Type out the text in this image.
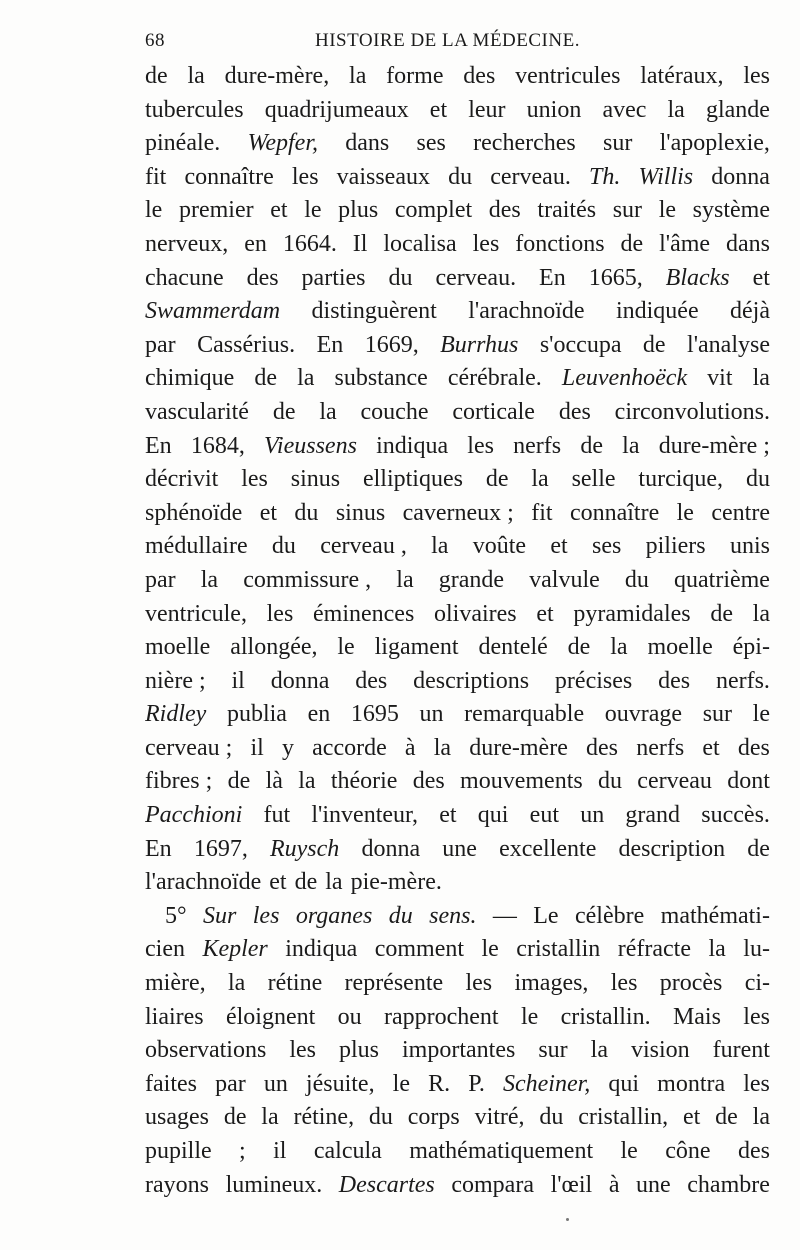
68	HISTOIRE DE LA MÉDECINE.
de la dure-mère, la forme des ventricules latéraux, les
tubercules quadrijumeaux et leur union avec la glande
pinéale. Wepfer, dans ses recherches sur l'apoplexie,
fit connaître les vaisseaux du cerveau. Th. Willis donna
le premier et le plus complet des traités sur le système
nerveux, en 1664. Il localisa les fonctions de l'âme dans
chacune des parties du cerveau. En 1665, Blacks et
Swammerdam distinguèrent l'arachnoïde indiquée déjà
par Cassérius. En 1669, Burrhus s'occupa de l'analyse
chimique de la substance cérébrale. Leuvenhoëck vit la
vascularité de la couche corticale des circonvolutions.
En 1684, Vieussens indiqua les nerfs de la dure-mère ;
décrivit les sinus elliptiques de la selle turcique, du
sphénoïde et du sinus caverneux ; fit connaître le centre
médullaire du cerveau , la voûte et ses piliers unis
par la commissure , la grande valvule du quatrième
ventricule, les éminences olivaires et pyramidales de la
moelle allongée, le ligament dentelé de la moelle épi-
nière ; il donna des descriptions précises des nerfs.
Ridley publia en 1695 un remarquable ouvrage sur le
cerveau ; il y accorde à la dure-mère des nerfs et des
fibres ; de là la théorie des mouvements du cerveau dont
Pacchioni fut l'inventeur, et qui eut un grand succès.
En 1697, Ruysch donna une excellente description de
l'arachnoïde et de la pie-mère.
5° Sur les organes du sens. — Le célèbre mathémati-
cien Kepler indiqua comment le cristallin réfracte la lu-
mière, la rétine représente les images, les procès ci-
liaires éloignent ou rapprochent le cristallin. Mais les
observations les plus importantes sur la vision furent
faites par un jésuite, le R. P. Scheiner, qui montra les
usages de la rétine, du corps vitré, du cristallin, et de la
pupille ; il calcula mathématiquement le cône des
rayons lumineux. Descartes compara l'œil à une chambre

○ ○ ○ ○ ○

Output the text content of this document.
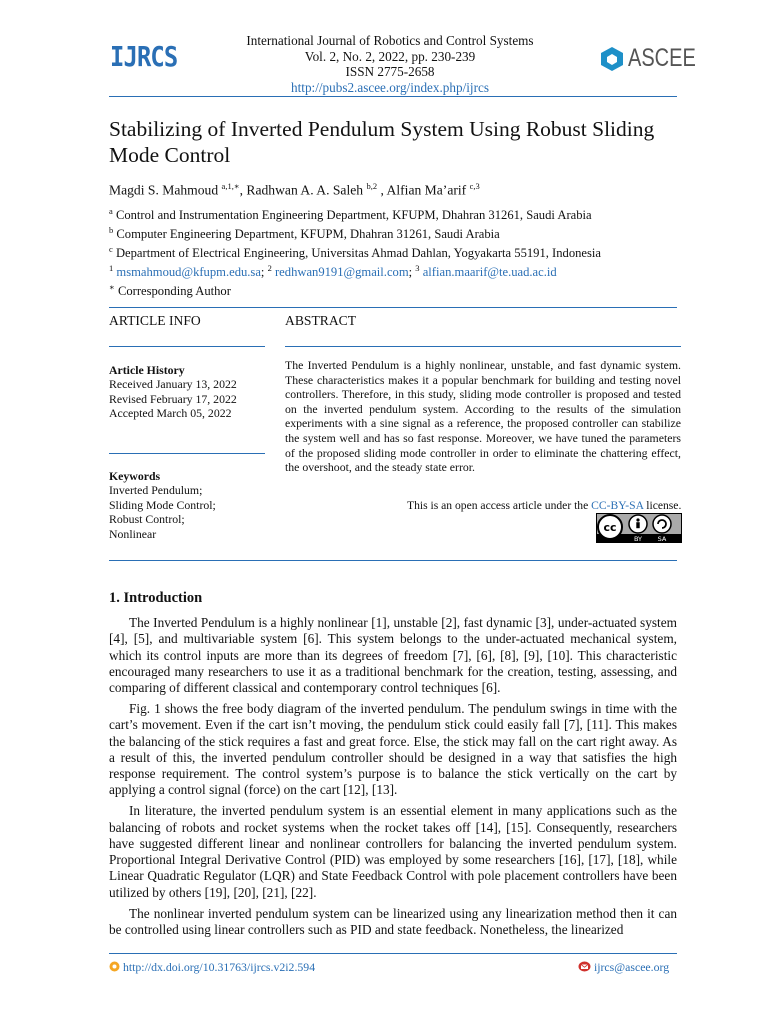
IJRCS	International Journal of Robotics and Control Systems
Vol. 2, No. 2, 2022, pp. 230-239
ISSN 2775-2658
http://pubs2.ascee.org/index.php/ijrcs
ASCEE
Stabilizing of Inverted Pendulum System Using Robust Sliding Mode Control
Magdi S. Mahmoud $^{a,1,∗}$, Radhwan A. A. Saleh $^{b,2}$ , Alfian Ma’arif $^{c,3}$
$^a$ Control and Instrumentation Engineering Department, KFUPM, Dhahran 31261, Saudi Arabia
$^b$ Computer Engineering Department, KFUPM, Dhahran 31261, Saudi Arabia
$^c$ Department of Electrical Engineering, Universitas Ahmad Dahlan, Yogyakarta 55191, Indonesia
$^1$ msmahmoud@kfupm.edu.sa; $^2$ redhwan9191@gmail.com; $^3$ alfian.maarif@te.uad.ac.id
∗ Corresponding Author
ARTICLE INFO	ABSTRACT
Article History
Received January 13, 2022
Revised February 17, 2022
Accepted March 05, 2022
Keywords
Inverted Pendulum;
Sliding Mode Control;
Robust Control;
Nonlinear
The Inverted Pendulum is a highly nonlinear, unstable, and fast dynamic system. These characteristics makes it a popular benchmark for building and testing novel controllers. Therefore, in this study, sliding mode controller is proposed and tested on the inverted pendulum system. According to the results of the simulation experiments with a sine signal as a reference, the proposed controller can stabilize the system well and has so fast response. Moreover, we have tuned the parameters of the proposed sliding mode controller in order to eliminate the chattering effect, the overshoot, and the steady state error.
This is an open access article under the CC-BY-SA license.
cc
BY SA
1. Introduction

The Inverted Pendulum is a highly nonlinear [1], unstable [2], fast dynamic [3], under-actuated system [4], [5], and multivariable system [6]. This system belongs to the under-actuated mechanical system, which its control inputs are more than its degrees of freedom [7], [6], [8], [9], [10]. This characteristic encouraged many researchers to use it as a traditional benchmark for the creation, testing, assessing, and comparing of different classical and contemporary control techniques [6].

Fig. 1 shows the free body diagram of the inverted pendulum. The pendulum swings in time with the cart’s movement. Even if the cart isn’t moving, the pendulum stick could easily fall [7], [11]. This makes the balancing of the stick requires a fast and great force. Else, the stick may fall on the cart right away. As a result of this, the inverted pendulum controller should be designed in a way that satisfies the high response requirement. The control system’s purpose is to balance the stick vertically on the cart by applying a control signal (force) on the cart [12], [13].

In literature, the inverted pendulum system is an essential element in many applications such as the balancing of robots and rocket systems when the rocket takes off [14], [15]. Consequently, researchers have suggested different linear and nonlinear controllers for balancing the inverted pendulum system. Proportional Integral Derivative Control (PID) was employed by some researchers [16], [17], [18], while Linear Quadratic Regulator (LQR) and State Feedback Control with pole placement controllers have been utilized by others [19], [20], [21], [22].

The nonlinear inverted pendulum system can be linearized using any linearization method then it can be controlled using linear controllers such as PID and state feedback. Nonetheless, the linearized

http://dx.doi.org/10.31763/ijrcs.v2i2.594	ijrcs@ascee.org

○ ○ ○ ○ ○

**TO DO:** Gather each line from the entries above that includes the word "dans".

**CORRECT OUTPUT:**
pinéale. Wepfer, dans ses recherches sur l'apoplexie,
nerveux, en 1664. Il localisa les fonctions de l'âme dans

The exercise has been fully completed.